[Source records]
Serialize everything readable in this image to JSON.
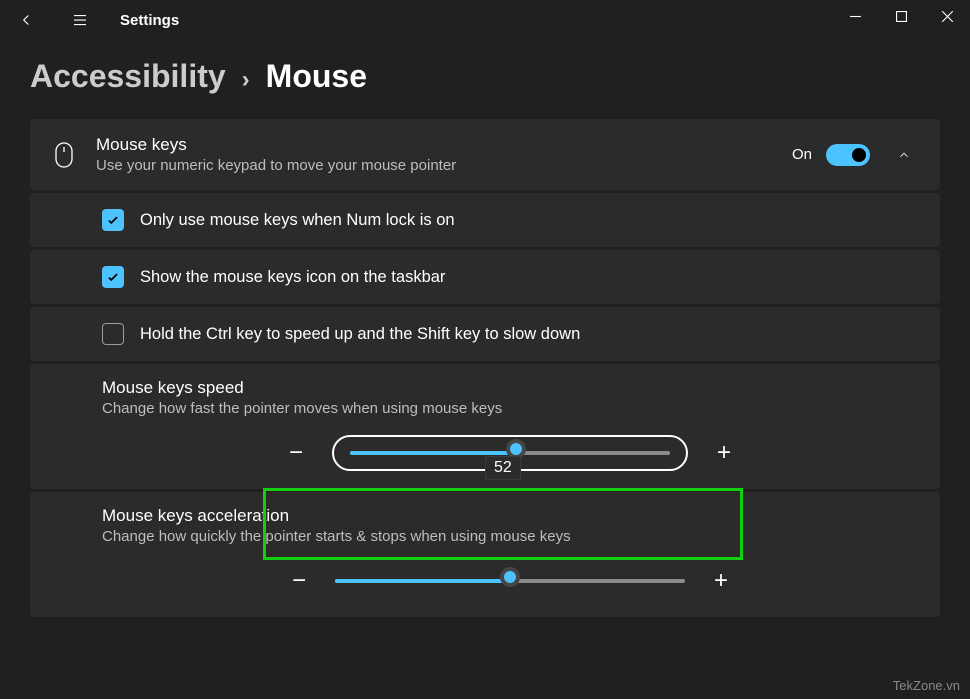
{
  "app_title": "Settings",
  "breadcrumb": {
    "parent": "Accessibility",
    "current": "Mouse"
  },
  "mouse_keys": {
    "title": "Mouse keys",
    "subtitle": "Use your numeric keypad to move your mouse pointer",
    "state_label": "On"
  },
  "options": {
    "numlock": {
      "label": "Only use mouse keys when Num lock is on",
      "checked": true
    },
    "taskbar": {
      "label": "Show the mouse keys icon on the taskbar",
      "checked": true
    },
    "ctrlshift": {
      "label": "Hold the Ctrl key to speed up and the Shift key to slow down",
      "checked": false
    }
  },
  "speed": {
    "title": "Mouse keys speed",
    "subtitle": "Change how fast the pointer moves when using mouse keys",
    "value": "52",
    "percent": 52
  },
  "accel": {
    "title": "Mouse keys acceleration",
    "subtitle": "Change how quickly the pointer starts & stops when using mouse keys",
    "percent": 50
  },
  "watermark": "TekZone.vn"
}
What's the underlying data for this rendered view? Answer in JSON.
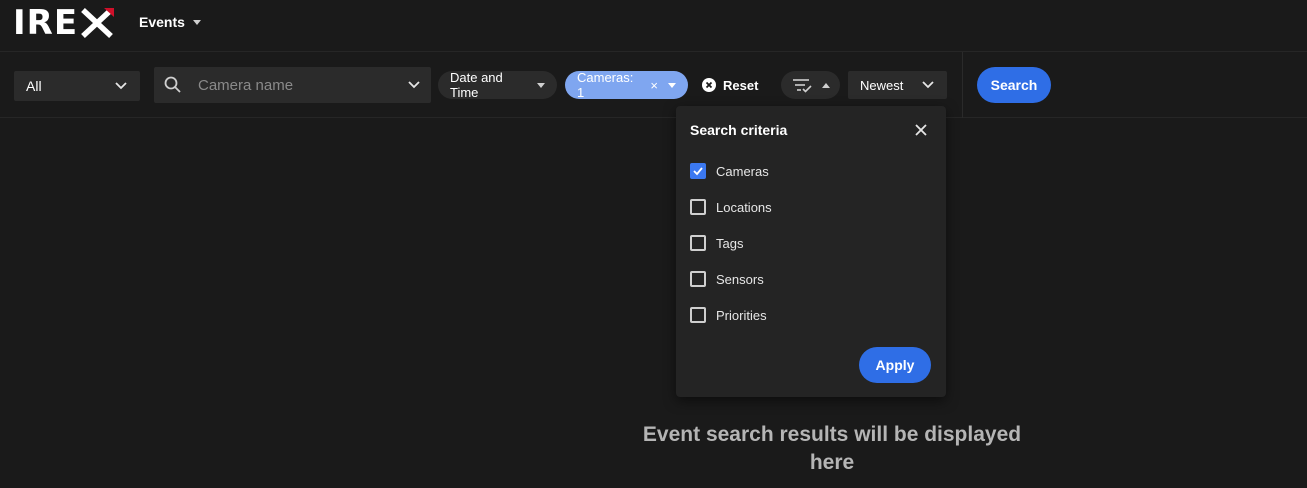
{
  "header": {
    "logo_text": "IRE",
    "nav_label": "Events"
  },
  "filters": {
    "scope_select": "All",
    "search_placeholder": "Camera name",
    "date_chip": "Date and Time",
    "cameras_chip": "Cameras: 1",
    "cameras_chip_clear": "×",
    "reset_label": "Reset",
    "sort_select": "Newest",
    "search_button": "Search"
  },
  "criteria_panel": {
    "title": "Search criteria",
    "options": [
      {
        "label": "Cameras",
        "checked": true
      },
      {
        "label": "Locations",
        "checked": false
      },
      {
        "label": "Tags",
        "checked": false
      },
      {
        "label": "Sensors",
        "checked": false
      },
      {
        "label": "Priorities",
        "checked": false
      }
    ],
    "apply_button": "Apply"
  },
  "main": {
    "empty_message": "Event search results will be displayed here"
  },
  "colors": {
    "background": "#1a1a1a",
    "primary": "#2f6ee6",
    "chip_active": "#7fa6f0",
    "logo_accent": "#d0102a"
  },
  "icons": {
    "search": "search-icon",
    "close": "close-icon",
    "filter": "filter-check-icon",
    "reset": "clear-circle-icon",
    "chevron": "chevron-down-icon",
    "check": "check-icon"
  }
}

**AIM OF THE TASK**
Using the material above, return every line exactly as it appears, minus the pictures.

**WRITTEN SOLUTION**
Serialize everything readable in this image to JSON.
{
  "app_title": "Settings",
  "breadcrumb": {
    "parent": "Accessibility",
    "current": "Mouse"
  },
  "mouse_keys": {
    "title": "Mouse keys",
    "subtitle": "Use your numeric keypad to move your mouse pointer",
    "state_label": "On"
  },
  "options": {
    "numlock": {
      "label": "Only use mouse keys when Num lock is on",
      "checked": true
    },
    "taskbar": {
      "label": "Show the mouse keys icon on the taskbar",
      "checked": true
    },
    "ctrlshift": {
      "label": "Hold the Ctrl key to speed up and the Shift key to slow down",
      "checked": false
    }
  },
  "speed": {
    "title": "Mouse keys speed",
    "subtitle": "Change how fast the pointer moves when using mouse keys",
    "value": "52",
    "percent": 52
  },
  "accel": {
    "title": "Mouse keys acceleration",
    "subtitle": "Change how quickly the pointer starts & stops when using mouse keys",
    "percent": 50
  },
  "watermark": "TekZone.vn"
}
What's the underlying data for this rendered view? Answer in JSON.
{
  "header": {
    "logo_text": "IRE",
    "nav_label": "Events"
  },
  "filters": {
    "scope_select": "All",
    "search_placeholder": "Camera name",
    "date_chip": "Date and Time",
    "cameras_chip": "Cameras: 1",
    "cameras_chip_clear": "×",
    "reset_label": "Reset",
    "sort_select": "Newest",
    "search_button": "Search"
  },
  "criteria_panel": {
    "title": "Search criteria",
    "options": [
      {
        "label": "Cameras",
        "checked": true
      },
      {
        "label": "Locations",
        "checked": false
      },
      {
        "label": "Tags",
        "checked": false
      },
      {
        "label": "Sensors",
        "checked": false
      },
      {
        "label": "Priorities",
        "checked": false
      }
    ],
    "apply_button": "Apply"
  },
  "main": {
    "empty_message": "Event search results will be displayed here"
  },
  "colors": {
    "background": "#1a1a1a",
    "primary": "#2f6ee6",
    "chip_active": "#7fa6f0",
    "logo_accent": "#d0102a"
  },
  "icons": {
    "search": "search-icon",
    "close": "close-icon",
    "filter": "filter-check-icon",
    "reset": "clear-circle-icon",
    "chevron": "chevron-down-icon",
    "check": "check-icon"
  }
}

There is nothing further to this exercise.